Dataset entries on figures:

::::::::

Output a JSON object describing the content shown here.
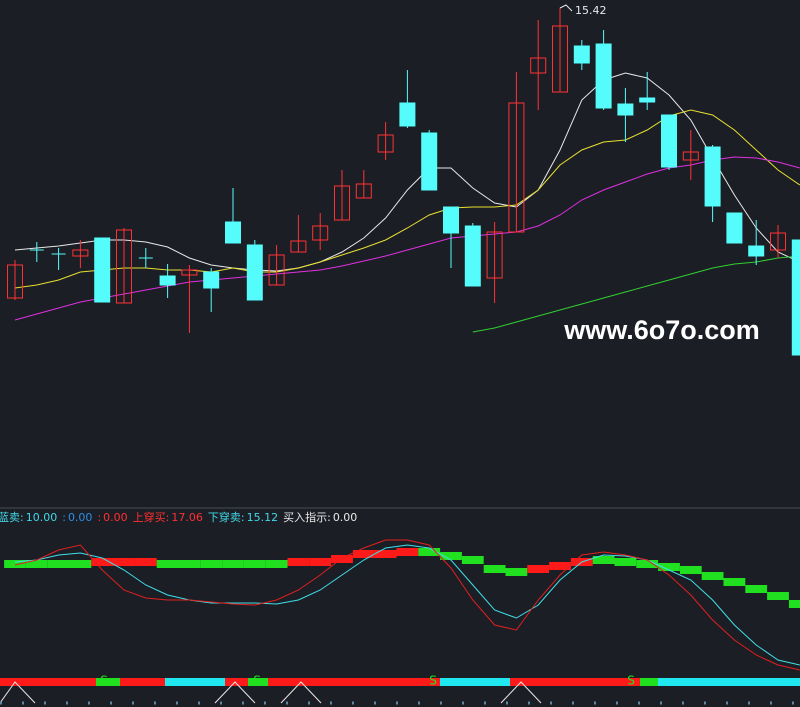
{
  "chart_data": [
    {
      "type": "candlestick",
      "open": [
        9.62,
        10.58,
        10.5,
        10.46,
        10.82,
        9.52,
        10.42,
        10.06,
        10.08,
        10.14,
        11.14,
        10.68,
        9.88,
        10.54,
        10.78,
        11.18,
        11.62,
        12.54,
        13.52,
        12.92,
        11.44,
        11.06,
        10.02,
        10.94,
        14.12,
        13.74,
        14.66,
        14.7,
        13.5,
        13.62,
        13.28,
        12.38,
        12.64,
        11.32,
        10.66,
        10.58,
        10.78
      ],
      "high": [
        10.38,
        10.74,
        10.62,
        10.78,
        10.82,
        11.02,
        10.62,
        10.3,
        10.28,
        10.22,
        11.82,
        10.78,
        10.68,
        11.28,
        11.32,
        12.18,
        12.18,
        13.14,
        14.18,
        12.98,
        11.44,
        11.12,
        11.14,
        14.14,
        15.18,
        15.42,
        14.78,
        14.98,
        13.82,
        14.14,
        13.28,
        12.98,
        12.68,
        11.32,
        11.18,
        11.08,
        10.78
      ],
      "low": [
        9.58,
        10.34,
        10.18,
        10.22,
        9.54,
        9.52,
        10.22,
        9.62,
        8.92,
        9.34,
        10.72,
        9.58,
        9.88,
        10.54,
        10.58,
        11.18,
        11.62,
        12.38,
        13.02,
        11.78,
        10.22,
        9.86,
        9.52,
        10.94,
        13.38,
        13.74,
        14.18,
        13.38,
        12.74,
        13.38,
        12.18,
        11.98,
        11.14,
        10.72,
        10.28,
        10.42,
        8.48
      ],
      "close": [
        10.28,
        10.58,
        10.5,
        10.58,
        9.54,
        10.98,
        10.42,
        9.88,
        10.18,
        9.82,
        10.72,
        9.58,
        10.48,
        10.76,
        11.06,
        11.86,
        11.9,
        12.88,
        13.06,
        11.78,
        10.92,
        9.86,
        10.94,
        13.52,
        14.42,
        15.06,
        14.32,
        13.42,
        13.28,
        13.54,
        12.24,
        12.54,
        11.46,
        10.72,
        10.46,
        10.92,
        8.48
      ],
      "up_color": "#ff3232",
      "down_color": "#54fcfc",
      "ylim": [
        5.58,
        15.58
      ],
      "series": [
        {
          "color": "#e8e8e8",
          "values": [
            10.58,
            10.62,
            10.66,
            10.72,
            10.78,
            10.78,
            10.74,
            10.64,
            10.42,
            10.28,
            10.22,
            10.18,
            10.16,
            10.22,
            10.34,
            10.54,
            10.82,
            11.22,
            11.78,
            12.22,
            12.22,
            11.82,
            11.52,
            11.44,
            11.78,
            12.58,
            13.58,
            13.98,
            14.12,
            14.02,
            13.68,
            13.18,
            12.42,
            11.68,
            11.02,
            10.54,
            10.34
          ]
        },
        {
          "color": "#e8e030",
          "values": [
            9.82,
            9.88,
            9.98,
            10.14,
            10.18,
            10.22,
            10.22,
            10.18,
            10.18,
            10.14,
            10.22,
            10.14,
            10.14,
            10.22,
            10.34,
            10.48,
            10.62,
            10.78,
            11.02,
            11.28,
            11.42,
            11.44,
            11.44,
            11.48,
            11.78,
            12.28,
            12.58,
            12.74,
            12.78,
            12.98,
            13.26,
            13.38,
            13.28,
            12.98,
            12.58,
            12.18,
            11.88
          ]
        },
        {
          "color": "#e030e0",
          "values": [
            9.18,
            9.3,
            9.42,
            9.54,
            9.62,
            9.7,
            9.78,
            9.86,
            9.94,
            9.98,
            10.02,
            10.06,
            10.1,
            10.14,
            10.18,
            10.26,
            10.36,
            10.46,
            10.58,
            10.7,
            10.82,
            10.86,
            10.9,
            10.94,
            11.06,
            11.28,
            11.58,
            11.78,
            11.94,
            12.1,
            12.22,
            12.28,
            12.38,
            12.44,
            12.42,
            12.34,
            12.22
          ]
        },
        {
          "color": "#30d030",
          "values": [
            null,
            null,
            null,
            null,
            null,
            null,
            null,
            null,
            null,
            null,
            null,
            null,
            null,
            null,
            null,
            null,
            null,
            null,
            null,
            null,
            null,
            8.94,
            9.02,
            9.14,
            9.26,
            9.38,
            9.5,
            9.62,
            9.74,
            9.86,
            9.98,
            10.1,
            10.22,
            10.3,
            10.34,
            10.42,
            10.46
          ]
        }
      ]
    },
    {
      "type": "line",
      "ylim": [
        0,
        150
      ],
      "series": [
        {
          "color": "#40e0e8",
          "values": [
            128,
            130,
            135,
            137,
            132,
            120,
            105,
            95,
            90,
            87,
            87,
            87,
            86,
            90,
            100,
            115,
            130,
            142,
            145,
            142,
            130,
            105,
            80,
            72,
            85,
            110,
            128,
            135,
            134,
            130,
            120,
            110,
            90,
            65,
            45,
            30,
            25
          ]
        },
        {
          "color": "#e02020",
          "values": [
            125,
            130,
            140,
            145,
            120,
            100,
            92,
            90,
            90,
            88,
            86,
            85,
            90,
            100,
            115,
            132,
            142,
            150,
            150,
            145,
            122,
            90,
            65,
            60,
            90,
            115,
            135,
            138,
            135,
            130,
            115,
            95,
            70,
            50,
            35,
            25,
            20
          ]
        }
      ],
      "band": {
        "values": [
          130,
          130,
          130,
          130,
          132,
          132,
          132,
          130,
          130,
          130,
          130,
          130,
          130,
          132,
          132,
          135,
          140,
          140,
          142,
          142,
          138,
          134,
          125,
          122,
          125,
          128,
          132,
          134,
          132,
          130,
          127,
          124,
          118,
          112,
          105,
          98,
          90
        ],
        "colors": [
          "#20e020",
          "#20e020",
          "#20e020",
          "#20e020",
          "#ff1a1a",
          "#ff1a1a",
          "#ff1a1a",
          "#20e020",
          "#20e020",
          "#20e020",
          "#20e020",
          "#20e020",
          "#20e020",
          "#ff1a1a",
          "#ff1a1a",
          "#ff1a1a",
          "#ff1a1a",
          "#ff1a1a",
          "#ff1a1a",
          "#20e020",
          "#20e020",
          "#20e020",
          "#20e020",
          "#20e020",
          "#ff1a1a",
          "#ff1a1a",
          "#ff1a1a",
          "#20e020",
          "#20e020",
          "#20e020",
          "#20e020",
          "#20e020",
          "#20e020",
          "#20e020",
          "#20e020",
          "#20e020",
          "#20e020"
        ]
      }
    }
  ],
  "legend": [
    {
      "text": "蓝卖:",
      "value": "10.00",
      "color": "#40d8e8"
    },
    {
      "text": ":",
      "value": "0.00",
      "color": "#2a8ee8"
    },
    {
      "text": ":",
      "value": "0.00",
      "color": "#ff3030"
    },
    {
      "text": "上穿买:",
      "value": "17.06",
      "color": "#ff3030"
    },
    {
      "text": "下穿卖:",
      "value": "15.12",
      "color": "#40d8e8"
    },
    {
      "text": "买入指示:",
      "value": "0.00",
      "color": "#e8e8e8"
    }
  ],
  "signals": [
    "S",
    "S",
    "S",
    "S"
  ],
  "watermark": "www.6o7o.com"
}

::::::::

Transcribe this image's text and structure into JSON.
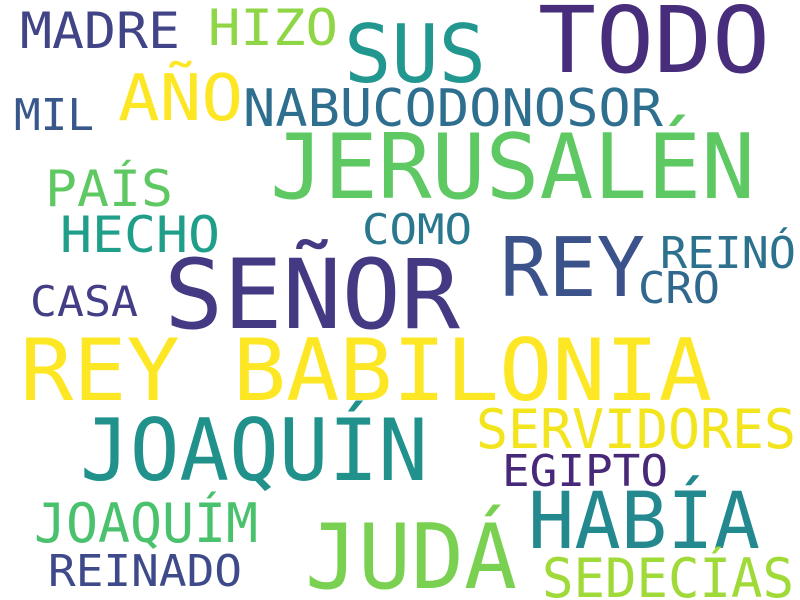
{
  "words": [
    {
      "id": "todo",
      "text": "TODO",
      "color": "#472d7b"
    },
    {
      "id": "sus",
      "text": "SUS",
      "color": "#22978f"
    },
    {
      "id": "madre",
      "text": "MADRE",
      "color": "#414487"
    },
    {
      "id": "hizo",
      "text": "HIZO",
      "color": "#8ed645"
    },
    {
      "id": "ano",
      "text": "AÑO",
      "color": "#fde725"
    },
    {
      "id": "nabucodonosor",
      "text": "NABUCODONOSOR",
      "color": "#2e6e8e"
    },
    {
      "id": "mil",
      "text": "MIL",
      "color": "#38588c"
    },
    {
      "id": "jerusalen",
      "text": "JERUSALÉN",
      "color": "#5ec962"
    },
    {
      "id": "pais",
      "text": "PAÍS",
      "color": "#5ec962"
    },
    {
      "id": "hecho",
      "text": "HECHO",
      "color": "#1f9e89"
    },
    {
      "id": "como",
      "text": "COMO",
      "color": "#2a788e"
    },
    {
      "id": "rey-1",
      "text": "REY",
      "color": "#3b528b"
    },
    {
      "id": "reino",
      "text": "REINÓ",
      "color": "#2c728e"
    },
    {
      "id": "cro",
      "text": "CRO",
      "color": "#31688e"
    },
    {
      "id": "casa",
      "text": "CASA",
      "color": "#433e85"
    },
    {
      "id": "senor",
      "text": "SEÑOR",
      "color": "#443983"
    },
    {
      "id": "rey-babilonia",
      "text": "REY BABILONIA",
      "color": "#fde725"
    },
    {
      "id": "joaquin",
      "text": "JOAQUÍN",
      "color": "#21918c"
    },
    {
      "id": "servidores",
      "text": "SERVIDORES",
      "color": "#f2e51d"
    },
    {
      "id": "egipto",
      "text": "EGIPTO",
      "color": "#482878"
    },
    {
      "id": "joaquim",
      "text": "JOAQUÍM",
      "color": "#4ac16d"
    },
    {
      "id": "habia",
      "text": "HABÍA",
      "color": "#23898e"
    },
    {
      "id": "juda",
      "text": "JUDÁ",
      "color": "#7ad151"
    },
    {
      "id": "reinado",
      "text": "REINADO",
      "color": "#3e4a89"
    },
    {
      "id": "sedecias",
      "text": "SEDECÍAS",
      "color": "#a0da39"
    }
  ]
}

::::::::

INSTRUCTIONS FOR THE TASK:
Copy each line that contains the word "JSON".

RESULT FOR THIS TASK:
Output a JSON object describing the content shown here.
Transcribe this image's text and structure into JSON.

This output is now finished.